Figure record extracts:
++++++++

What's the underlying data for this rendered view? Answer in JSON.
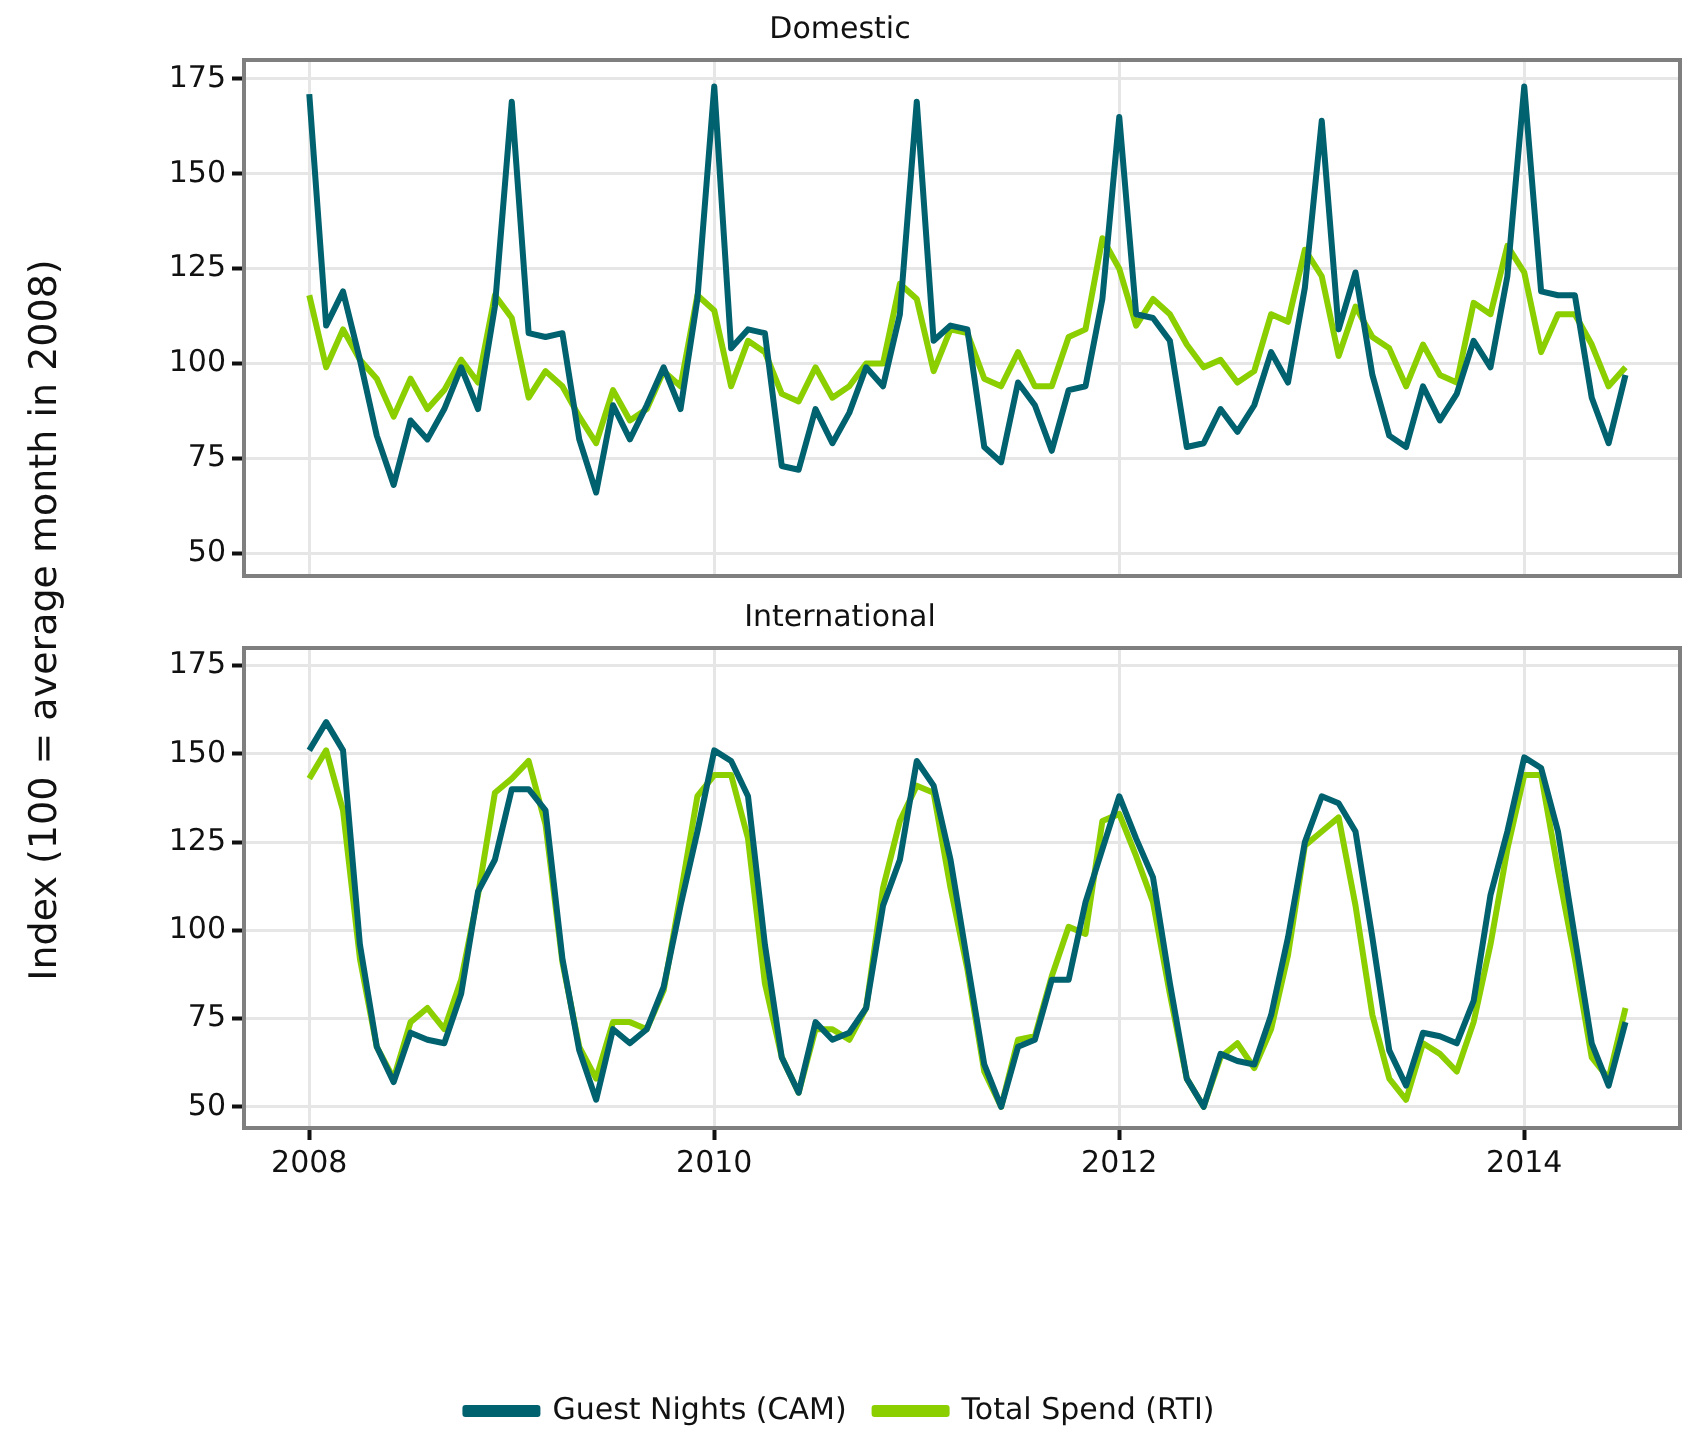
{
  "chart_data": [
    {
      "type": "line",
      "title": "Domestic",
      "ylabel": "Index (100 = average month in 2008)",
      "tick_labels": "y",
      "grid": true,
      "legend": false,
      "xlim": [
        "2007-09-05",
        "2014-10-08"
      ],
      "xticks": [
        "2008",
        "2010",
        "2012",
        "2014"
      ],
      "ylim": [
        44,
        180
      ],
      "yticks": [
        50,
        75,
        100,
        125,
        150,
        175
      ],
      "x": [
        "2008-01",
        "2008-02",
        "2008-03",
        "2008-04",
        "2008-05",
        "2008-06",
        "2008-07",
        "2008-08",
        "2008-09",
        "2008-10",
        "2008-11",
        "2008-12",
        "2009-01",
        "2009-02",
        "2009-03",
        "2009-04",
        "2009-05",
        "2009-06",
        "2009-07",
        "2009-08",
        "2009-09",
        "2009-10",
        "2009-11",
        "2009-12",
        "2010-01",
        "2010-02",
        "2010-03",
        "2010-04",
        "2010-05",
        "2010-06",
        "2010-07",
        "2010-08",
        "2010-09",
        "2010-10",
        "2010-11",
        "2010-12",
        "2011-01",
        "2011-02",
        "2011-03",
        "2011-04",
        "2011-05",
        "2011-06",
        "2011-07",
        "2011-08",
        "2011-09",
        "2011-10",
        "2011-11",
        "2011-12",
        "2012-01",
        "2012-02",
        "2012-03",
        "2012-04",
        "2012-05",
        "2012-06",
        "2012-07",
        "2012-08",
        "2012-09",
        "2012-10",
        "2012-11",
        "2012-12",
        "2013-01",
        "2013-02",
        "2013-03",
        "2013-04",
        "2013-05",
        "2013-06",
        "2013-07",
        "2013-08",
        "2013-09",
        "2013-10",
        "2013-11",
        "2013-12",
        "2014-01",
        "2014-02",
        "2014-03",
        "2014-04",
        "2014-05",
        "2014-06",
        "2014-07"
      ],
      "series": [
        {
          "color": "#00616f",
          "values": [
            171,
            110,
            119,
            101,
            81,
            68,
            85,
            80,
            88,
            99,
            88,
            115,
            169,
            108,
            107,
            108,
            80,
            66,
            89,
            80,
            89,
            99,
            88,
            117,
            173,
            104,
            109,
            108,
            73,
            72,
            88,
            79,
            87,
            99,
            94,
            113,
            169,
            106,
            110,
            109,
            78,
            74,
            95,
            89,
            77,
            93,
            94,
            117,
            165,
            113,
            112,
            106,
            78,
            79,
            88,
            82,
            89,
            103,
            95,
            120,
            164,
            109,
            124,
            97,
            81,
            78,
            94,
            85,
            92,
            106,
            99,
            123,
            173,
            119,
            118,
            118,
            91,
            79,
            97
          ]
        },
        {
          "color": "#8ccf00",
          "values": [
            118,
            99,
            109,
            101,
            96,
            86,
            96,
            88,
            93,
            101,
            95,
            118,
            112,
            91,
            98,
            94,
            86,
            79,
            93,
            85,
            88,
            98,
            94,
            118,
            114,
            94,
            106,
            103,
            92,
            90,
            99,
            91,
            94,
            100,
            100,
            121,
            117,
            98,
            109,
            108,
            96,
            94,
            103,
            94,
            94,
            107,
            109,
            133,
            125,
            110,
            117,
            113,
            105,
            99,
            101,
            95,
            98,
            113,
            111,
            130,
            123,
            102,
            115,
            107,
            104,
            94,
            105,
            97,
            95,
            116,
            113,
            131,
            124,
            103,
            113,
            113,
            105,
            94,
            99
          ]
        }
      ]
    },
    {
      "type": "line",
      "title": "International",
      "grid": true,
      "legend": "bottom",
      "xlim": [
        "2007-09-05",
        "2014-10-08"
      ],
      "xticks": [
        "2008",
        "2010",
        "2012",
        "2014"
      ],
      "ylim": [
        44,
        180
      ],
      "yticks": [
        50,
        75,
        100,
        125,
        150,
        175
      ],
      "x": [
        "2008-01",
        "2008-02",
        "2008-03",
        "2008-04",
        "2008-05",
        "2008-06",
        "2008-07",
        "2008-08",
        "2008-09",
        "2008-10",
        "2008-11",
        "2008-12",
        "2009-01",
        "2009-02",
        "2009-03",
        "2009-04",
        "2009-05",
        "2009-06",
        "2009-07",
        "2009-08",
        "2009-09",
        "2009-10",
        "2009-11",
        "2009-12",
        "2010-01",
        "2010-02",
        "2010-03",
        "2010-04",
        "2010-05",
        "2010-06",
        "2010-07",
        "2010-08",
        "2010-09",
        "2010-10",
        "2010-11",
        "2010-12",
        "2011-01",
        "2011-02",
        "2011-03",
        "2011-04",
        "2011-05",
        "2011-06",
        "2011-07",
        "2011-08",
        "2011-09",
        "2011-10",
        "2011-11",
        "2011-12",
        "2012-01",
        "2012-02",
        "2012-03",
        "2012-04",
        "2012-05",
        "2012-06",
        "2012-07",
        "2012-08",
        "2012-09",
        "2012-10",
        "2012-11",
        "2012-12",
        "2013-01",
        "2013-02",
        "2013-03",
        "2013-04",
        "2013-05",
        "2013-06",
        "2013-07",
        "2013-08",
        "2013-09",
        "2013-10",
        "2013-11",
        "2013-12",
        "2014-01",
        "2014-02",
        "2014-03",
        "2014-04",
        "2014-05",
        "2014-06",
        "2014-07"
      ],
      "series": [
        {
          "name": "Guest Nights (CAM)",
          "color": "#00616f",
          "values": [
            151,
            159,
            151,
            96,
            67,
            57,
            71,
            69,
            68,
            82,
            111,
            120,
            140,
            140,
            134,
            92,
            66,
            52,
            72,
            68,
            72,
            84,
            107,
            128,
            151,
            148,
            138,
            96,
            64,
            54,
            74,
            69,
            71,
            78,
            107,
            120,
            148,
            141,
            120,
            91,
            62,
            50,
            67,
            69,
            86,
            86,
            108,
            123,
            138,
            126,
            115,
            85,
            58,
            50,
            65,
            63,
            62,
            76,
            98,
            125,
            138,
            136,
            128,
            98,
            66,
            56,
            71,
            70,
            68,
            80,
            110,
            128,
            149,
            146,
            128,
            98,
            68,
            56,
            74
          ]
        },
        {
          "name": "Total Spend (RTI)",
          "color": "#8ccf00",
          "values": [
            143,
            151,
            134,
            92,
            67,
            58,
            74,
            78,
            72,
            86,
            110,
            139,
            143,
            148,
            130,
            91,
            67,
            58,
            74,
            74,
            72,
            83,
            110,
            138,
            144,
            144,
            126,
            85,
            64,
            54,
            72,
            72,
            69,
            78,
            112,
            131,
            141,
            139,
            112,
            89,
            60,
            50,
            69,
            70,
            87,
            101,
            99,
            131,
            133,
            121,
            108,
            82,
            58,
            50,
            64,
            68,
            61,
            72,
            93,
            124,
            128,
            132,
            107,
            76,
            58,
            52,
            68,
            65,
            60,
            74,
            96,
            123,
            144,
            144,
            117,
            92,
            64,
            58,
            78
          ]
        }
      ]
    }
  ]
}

++++++++

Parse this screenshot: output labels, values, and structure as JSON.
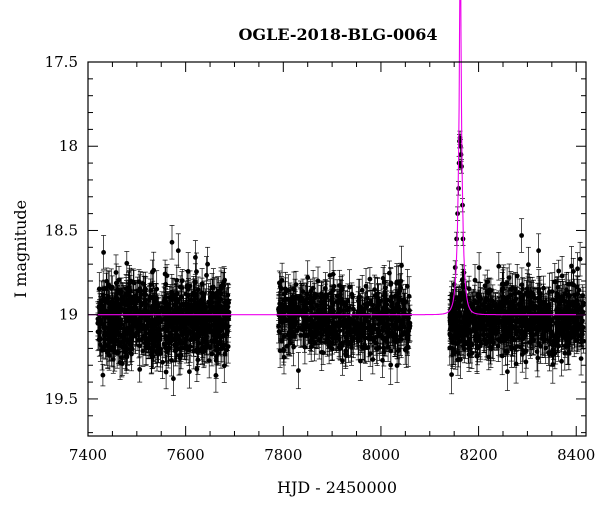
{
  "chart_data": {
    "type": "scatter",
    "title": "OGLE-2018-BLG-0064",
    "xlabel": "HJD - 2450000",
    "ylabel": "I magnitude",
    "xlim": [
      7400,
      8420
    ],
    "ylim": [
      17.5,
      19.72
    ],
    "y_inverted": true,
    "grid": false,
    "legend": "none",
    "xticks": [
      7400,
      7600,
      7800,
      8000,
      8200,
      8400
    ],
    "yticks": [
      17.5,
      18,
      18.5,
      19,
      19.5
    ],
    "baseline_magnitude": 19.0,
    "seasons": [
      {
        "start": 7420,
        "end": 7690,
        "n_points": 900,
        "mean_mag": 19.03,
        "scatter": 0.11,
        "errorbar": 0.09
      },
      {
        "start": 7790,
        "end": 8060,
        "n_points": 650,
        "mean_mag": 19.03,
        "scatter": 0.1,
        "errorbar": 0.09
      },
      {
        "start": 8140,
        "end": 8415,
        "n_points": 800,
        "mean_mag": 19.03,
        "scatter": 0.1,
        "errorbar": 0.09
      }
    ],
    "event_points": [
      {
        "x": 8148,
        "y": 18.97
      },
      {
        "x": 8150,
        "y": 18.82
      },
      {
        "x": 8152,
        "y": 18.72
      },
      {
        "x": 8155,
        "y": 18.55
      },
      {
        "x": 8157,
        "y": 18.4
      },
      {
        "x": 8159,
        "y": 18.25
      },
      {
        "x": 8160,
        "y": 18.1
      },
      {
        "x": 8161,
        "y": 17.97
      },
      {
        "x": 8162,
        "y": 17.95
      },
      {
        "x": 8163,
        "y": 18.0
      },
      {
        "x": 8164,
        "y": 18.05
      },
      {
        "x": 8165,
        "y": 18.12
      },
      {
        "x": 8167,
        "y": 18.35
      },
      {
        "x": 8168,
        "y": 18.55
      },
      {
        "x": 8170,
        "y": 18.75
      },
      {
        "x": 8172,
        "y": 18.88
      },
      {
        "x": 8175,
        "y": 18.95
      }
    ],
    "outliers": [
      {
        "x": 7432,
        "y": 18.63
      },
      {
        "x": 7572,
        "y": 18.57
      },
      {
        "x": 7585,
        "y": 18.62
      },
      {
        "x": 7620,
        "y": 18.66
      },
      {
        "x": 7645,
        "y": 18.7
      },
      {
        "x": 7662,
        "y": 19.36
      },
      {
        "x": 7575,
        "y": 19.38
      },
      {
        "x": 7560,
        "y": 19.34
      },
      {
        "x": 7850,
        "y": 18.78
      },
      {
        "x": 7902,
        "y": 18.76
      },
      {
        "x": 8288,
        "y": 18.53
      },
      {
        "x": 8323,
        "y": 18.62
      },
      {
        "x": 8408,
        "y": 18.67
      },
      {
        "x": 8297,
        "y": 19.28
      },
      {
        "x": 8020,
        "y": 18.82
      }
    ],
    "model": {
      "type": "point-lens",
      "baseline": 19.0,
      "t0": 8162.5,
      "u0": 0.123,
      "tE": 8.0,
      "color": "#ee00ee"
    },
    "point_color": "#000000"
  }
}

++++++++

List every line above containing the word "name".

          "name": "Guest Nights (CAM)",
          "name": "Total Spend (RTI)",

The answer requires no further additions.